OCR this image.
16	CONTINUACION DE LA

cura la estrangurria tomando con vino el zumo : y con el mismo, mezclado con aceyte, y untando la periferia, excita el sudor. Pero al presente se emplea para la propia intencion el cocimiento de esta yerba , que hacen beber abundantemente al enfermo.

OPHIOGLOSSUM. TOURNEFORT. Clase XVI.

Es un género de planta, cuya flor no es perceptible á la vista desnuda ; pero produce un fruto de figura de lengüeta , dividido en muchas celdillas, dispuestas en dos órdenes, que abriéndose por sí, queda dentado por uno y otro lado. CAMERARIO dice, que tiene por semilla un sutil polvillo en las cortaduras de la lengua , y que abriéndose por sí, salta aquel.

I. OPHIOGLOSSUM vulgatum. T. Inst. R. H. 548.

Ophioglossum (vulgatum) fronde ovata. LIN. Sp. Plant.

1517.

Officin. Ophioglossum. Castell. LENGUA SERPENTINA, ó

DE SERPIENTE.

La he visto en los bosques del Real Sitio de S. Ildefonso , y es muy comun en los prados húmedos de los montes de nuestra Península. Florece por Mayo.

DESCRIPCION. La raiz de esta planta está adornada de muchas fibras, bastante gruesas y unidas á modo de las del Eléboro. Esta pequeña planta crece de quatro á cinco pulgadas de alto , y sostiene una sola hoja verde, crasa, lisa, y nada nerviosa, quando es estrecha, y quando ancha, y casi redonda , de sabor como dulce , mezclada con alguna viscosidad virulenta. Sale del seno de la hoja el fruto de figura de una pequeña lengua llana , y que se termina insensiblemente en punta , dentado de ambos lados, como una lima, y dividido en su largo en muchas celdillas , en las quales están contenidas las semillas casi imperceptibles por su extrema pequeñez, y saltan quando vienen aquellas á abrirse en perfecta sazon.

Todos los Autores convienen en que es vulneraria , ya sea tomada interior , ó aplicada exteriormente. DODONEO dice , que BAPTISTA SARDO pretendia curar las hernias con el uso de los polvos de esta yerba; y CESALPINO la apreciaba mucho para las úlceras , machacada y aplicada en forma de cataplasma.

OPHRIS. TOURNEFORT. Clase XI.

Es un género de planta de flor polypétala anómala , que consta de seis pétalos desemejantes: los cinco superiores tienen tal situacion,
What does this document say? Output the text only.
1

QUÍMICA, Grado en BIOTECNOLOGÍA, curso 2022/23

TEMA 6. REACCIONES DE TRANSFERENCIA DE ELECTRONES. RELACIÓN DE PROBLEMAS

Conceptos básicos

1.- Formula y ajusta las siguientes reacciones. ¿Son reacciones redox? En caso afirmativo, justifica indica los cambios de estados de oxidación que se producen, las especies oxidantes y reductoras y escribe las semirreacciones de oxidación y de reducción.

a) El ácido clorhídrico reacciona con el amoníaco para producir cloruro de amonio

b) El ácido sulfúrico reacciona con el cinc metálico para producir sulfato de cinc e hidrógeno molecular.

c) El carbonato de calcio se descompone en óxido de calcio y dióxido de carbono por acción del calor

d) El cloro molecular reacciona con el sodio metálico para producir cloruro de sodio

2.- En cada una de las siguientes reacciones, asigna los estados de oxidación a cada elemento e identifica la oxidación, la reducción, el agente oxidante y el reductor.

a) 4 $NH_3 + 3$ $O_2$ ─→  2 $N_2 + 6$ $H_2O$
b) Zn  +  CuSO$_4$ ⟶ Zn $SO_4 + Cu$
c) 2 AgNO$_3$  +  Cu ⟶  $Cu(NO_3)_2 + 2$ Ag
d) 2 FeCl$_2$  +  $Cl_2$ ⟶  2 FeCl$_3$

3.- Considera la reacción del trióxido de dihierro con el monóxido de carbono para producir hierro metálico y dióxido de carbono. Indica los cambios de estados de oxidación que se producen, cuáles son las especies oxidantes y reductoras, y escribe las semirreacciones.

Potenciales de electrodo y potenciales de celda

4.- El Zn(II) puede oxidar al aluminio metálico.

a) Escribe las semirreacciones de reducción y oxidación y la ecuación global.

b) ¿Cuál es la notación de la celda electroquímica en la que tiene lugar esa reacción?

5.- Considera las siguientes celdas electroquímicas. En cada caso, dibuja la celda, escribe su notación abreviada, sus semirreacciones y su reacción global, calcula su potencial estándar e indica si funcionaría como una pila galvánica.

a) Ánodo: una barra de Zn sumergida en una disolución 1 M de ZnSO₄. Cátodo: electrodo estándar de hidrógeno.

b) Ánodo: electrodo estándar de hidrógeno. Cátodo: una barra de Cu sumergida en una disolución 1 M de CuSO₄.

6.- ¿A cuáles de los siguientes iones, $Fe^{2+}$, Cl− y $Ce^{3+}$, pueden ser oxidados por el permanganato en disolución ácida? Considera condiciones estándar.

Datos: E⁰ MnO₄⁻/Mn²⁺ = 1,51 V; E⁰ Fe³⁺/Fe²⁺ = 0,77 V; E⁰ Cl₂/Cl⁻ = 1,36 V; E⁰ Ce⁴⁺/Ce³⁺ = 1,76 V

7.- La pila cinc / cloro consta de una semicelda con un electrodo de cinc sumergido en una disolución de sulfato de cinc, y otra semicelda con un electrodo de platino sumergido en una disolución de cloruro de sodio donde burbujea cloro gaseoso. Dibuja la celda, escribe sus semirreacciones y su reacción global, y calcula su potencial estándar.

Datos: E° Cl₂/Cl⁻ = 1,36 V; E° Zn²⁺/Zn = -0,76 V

☆ ☆ ☆ ☆ ☆

→ EXERCISE TASK
Your task is to print the whole listing again exactly.

→ TASK OUTPUT
OCR this image.
16	CONTINUACION DE LA

cura la estrangurria tomando con vino el zumo : y con el mismo, mezclado con aceyte, y untando la periferia, excita el sudor. Pero al presente se emplea para la propia intencion el cocimiento de esta yerba , que hacen beber abundantemente al enfermo.

OPHIOGLOSSUM. TOURNEFORT. Clase XVI.

Es un género de planta, cuya flor no es perceptible á la vista desnuda ; pero produce un fruto de figura de lengüeta , dividido en muchas celdillas, dispuestas en dos órdenes, que abriéndose por sí, queda dentado por uno y otro lado. CAMERARIO dice, que tiene por semilla un sutil polvillo en las cortaduras de la lengua , y que abriéndose por sí, salta aquel.

I. OPHIOGLOSSUM vulgatum. T. Inst. R. H. 548.

Ophioglossum (vulgatum) fronde ovata. LIN. Sp. Plant.

1517.

Officin. Ophioglossum. Castell. LENGUA SERPENTINA, ó

DE SERPIENTE.

La he visto en los bosques del Real Sitio de S. Ildefonso , y es muy comun en los prados húmedos de los montes de nuestra Península. Florece por Mayo.

DESCRIPCION. La raiz de esta planta está adornada de muchas fibras, bastante gruesas y unidas á modo de las del Eléboro. Esta pequeña planta crece de quatro á cinco pulgadas de alto , y sostiene una sola hoja verde, crasa, lisa, y nada nerviosa, quando es estrecha, y quando ancha, y casi redonda , de sabor como dulce , mezclada con alguna viscosidad virulenta. Sale del seno de la hoja el fruto de figura de una pequeña lengua llana , y que se termina insensiblemente en punta , dentado de ambos lados, como una lima, y dividido en su largo en muchas celdillas , en las quales están contenidas las semillas casi imperceptibles por su extrema pequeñez, y saltan quando vienen aquellas á abrirse en perfecta sazon.

Todos los Autores convienen en que es vulneraria , ya sea tomada interior , ó aplicada exteriormente. DODONEO dice , que BAPTISTA SARDO pretendia curar las hernias con el uso de los polvos de esta yerba; y CESALPINO la apreciaba mucho para las úlceras , machacada y aplicada en forma de cataplasma.

OPHRIS. TOURNEFORT. Clase XI.

Es un género de planta de flor polypétala anómala , que consta de seis pétalos desemejantes: los cinco superiores tienen tal situacion,
What does this document say? Output the text only.
1

QUÍMICA, Grado en BIOTECNOLOGÍA, curso 2022/23

TEMA 6. REACCIONES DE TRANSFERENCIA DE ELECTRONES. RELACIÓN DE PROBLEMAS

Conceptos básicos

1.- Formula y ajusta las siguientes reacciones. ¿Son reacciones redox? En caso afirmativo, justifica indica los cambios de estados de oxidación que se producen, las especies oxidantes y reductoras y escribe las semirreacciones de oxidación y de reducción.

a) El ácido clorhídrico reacciona con el amoníaco para producir cloruro de amonio

b) El ácido sulfúrico reacciona con el cinc metálico para producir sulfato de cinc e hidrógeno molecular.

c) El carbonato de calcio se descompone en óxido de calcio y dióxido de carbono por acción del calor

d) El cloro molecular reacciona con el sodio metálico para producir cloruro de sodio

2.- En cada una de las siguientes reacciones, asigna los estados de oxidación a cada elemento e identifica la oxidación, la reducción, el agente oxidante y el reductor.

a) 4 $NH_3 + 3$ $O_2$ ─→  2 $N_2 + 6$ $H_2O$
b) Zn  +  CuSO$_4$ ⟶ Zn $SO_4 + Cu$
c) 2 AgNO$_3$  +  Cu ⟶  $Cu(NO_3)_2 + 2$ Ag
d) 2 FeCl$_2$  +  $Cl_2$ ⟶  2 FeCl$_3$

3.- Considera la reacción del trióxido de dihierro con el monóxido de carbono para producir hierro metálico y dióxido de carbono. Indica los cambios de estados de oxidación que se producen, cuáles son las especies oxidantes y reductoras, y escribe las semirreacciones.

Potenciales de electrodo y potenciales de celda

4.- El Zn(II) puede oxidar al aluminio metálico.

a) Escribe las semirreacciones de reducción y oxidación y la ecuación global.

b) ¿Cuál es la notación de la celda electroquímica en la que tiene lugar esa reacción?

5.- Considera las siguientes celdas electroquímicas. En cada caso, dibuja la celda, escribe su notación abreviada, sus semirreacciones y su reacción global, calcula su potencial estándar e indica si funcionaría como una pila galvánica.

a) Ánodo: una barra de Zn sumergida en una disolución 1 M de ZnSO₄. Cátodo: electrodo estándar de hidrógeno.

b) Ánodo: electrodo estándar de hidrógeno. Cátodo: una barra de Cu sumergida en una disolución 1 M de CuSO₄.

6.- ¿A cuáles de los siguientes iones, $Fe^{2+}$, Cl− y $Ce^{3+}$, pueden ser oxidados por el permanganato en disolución ácida? Considera condiciones estándar.

Datos: E⁰ MnO₄⁻/Mn²⁺ = 1,51 V; E⁰ Fe³⁺/Fe²⁺ = 0,77 V; E⁰ Cl₂/Cl⁻ = 1,36 V; E⁰ Ce⁴⁺/Ce³⁺ = 1,76 V

7.- La pila cinc / cloro consta de una semicelda con un electrodo de cinc sumergido en una disolución de sulfato de cinc, y otra semicelda con un electrodo de platino sumergido en una disolución de cloruro de sodio donde burbujea cloro gaseoso. Dibuja la celda, escribe sus semirreacciones y su reacción global, y calcula su potencial estándar.

Datos: E° Cl₂/Cl⁻ = 1,36 V; E° Zn²⁺/Zn = -0,76 V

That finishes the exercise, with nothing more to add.